··· Items

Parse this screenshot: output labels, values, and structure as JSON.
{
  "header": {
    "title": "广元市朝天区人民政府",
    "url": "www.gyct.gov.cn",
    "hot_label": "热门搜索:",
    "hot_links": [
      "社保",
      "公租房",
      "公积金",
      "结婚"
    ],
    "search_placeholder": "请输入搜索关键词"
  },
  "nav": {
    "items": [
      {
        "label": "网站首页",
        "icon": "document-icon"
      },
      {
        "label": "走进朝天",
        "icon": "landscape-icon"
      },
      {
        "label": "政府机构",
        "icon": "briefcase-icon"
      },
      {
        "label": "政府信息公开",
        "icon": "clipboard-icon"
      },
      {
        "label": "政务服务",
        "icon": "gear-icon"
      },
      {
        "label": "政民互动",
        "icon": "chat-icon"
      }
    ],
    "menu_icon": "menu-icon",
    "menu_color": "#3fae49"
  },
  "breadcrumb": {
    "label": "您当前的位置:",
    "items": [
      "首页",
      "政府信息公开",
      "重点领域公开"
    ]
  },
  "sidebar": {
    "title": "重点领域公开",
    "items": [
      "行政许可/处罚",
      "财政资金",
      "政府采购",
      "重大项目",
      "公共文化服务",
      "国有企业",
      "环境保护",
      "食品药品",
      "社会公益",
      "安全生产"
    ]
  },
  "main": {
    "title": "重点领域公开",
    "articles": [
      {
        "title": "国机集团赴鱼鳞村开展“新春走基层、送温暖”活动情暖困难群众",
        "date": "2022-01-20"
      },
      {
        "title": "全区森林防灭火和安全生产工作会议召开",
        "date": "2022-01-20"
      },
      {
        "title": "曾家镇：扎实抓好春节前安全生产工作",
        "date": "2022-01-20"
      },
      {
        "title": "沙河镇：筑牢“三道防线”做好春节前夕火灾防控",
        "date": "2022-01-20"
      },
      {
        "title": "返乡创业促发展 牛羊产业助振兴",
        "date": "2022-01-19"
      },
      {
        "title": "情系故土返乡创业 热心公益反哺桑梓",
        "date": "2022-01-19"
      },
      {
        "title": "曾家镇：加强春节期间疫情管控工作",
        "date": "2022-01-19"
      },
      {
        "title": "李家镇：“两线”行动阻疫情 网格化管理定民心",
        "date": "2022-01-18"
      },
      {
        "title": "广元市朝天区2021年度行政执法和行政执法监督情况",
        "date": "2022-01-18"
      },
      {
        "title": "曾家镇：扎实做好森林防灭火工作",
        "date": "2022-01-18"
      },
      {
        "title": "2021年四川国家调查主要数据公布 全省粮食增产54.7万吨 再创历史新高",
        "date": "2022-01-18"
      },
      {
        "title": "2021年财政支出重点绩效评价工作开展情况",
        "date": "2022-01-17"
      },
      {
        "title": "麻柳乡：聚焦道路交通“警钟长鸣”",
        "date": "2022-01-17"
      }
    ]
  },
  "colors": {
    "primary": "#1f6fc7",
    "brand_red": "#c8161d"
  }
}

······

Copy the data above exactly. Every line must be included.

▶ Expected answer:
Parse this screenshot: output labels, values, and structure as JSON.
{
  "header": {
    "title": "广元市朝天区人民政府",
    "url": "www.gyct.gov.cn",
    "hot_label": "热门搜索:",
    "hot_links": [
      "社保",
      "公租房",
      "公积金",
      "结婚"
    ],
    "search_placeholder": "请输入搜索关键词"
  },
  "nav": {
    "items": [
      {
        "label": "网站首页",
        "icon": "document-icon"
      },
      {
        "label": "走进朝天",
        "icon": "landscape-icon"
      },
      {
        "label": "政府机构",
        "icon": "briefcase-icon"
      },
      {
        "label": "政府信息公开",
        "icon": "clipboard-icon"
      },
      {
        "label": "政务服务",
        "icon": "gear-icon"
      },
      {
        "label": "政民互动",
        "icon": "chat-icon"
      }
    ],
    "menu_icon": "menu-icon",
    "menu_color": "#3fae49"
  },
  "breadcrumb": {
    "label": "您当前的位置:",
    "items": [
      "首页",
      "政府信息公开",
      "重点领域公开"
    ]
  },
  "sidebar": {
    "title": "重点领域公开",
    "items": [
      "行政许可/处罚",
      "财政资金",
      "政府采购",
      "重大项目",
      "公共文化服务",
      "国有企业",
      "环境保护",
      "食品药品",
      "社会公益",
      "安全生产"
    ]
  },
  "main": {
    "title": "重点领域公开",
    "articles": [
      {
        "title": "国机集团赴鱼鳞村开展“新春走基层、送温暖”活动情暖困难群众",
        "date": "2022-01-20"
      },
      {
        "title": "全区森林防灭火和安全生产工作会议召开",
        "date": "2022-01-20"
      },
      {
        "title": "曾家镇：扎实抓好春节前安全生产工作",
        "date": "2022-01-20"
      },
      {
        "title": "沙河镇：筑牢“三道防线”做好春节前夕火灾防控",
        "date": "2022-01-20"
      },
      {
        "title": "返乡创业促发展 牛羊产业助振兴",
        "date": "2022-01-19"
      },
      {
        "title": "情系故土返乡创业 热心公益反哺桑梓",
        "date": "2022-01-19"
      },
      {
        "title": "曾家镇：加强春节期间疫情管控工作",
        "date": "2022-01-19"
      },
      {
        "title": "李家镇：“两线”行动阻疫情 网格化管理定民心",
        "date": "2022-01-18"
      },
      {
        "title": "广元市朝天区2021年度行政执法和行政执法监督情况",
        "date": "2022-01-18"
      },
      {
        "title": "曾家镇：扎实做好森林防灭火工作",
        "date": "2022-01-18"
      },
      {
        "title": "2021年四川国家调查主要数据公布 全省粮食增产54.7万吨 再创历史新高",
        "date": "2022-01-18"
      },
      {
        "title": "2021年财政支出重点绩效评价工作开展情况",
        "date": "2022-01-17"
      },
      {
        "title": "麻柳乡：聚焦道路交通“警钟长鸣”",
        "date": "2022-01-17"
      }
    ]
  },
  "colors": {
    "primary": "#1f6fc7",
    "brand_red": "#c8161d"
  }
}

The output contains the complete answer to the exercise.